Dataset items
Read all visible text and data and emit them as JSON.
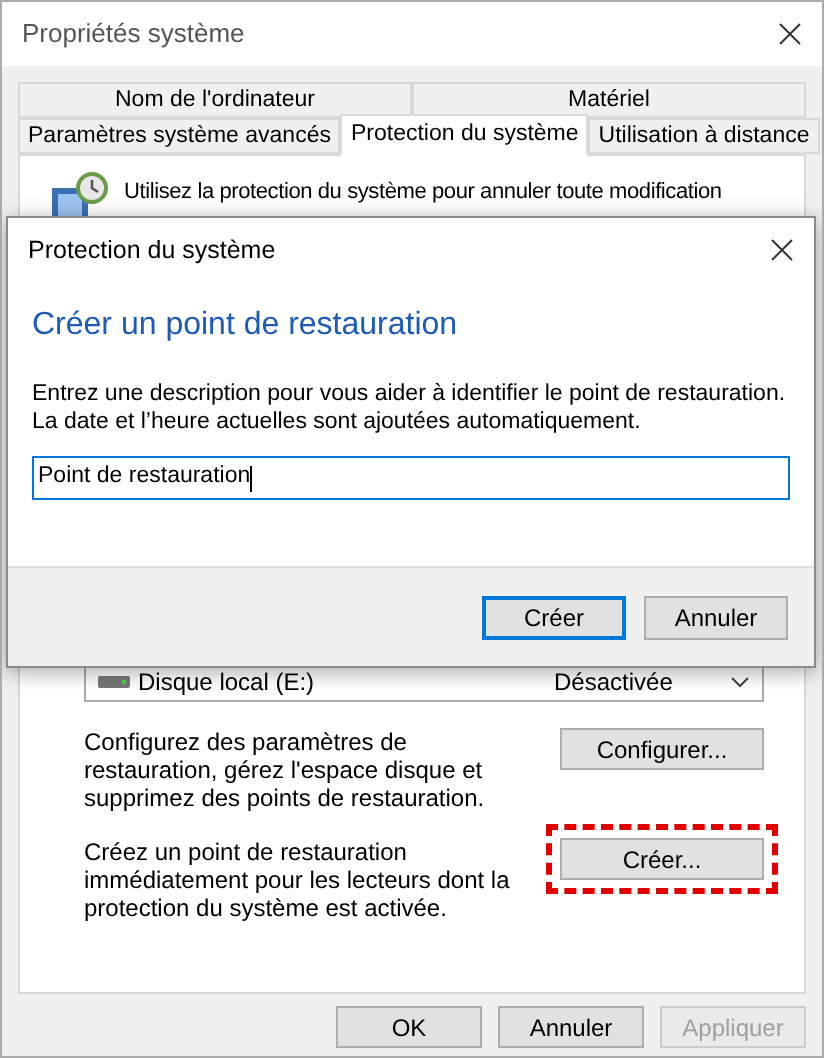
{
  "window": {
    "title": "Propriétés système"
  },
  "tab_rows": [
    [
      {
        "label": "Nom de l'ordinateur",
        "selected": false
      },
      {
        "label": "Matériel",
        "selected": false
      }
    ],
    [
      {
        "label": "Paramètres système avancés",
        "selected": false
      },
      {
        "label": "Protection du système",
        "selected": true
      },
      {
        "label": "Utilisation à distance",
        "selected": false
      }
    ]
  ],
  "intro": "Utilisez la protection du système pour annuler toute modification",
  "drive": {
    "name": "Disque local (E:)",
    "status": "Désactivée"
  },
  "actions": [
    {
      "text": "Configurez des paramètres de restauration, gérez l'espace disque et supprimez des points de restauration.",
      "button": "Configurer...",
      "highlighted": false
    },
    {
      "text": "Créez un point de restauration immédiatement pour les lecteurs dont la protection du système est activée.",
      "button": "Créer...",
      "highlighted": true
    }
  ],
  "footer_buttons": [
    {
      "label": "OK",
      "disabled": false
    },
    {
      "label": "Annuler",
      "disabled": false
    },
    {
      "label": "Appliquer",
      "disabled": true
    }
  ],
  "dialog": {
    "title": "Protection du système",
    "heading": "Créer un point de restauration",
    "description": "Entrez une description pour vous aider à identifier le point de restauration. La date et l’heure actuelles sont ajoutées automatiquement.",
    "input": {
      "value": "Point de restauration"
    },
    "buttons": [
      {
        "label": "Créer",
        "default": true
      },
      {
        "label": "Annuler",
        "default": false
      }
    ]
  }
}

---

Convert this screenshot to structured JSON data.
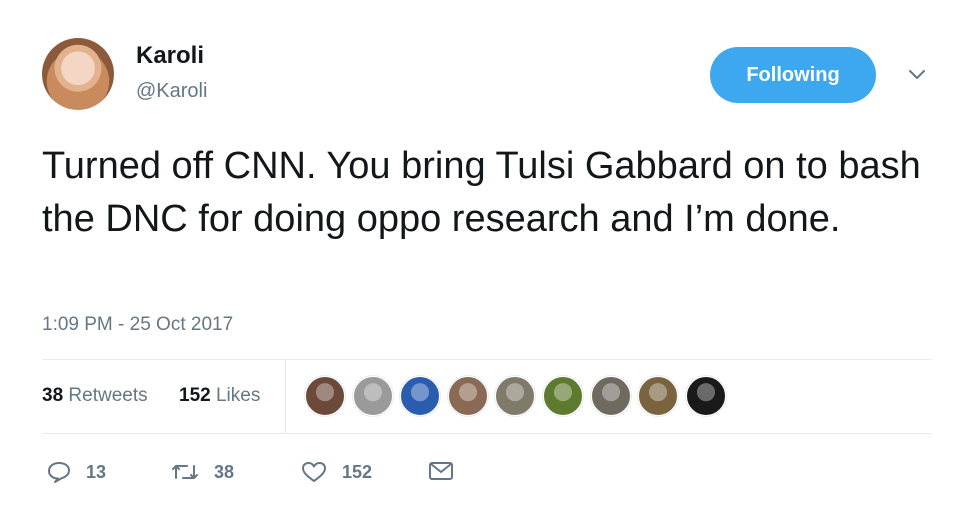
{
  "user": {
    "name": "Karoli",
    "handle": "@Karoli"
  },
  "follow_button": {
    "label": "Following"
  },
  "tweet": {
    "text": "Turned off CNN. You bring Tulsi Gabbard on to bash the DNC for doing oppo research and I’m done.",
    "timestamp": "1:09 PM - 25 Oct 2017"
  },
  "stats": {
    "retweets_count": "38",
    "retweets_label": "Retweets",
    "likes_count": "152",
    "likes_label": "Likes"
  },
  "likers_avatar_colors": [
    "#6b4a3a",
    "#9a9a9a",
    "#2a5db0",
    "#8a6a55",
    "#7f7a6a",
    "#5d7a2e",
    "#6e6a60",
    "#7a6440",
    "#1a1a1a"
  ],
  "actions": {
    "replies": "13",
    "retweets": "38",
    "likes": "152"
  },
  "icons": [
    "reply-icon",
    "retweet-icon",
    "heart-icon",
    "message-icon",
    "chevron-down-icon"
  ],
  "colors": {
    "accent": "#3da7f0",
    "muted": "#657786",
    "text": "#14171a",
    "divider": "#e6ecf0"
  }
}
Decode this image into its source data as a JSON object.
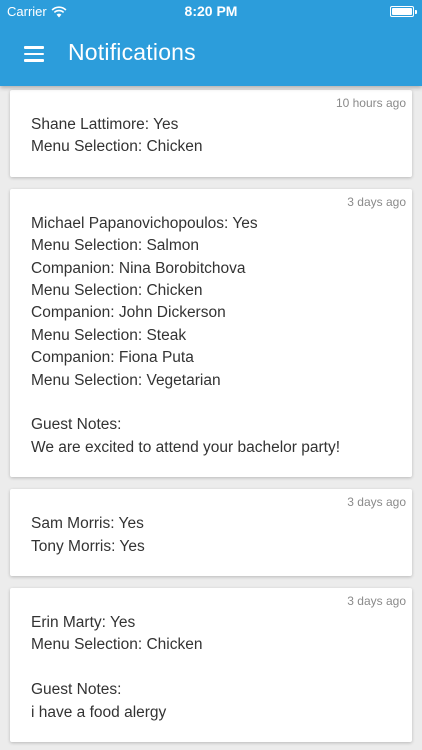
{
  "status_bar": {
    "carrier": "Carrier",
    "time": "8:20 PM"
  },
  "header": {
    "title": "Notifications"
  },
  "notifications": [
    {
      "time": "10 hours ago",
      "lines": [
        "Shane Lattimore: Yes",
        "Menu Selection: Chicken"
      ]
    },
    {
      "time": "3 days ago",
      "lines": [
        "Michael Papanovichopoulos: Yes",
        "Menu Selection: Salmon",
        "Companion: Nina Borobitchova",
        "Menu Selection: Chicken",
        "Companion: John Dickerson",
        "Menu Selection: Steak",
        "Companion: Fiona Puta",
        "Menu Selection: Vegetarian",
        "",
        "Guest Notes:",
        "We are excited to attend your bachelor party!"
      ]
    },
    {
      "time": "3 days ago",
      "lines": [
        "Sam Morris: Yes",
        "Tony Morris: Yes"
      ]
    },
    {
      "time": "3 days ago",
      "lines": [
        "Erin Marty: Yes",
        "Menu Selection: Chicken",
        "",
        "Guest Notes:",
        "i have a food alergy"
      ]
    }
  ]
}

* * *

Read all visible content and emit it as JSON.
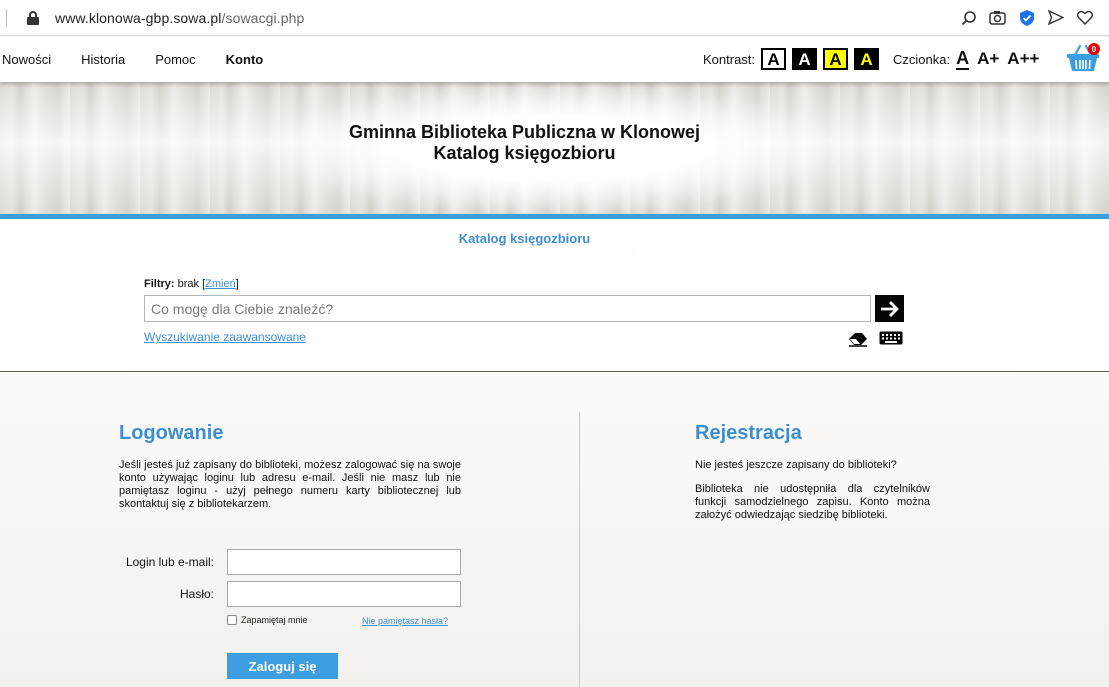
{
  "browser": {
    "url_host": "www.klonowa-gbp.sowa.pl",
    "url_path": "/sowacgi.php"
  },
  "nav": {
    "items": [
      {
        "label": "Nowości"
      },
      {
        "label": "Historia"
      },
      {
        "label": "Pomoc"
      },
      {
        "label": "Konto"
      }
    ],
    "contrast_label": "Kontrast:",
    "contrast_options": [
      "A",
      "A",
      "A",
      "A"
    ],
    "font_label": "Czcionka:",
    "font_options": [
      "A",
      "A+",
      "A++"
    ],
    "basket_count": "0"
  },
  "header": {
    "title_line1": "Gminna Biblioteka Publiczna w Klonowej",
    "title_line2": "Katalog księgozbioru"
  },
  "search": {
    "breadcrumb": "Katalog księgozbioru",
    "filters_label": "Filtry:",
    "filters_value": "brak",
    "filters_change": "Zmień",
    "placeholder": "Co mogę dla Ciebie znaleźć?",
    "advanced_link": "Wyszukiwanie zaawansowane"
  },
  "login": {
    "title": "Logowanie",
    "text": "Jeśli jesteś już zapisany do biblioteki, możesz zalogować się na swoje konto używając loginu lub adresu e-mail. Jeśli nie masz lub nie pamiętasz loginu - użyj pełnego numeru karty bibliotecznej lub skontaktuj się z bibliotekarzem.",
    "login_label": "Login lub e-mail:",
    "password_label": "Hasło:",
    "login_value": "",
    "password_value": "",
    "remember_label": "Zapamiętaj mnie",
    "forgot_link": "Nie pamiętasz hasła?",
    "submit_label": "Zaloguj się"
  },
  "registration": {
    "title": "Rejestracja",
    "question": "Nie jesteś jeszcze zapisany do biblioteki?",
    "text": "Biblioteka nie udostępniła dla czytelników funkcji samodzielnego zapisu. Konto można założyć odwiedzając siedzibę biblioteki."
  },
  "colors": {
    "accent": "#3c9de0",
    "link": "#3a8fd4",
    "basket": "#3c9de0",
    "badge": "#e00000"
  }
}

» **What you need to do**: In the entries above, how many lines hold the word "Créer"? State the number and nothing else.

» **Full solution**: 3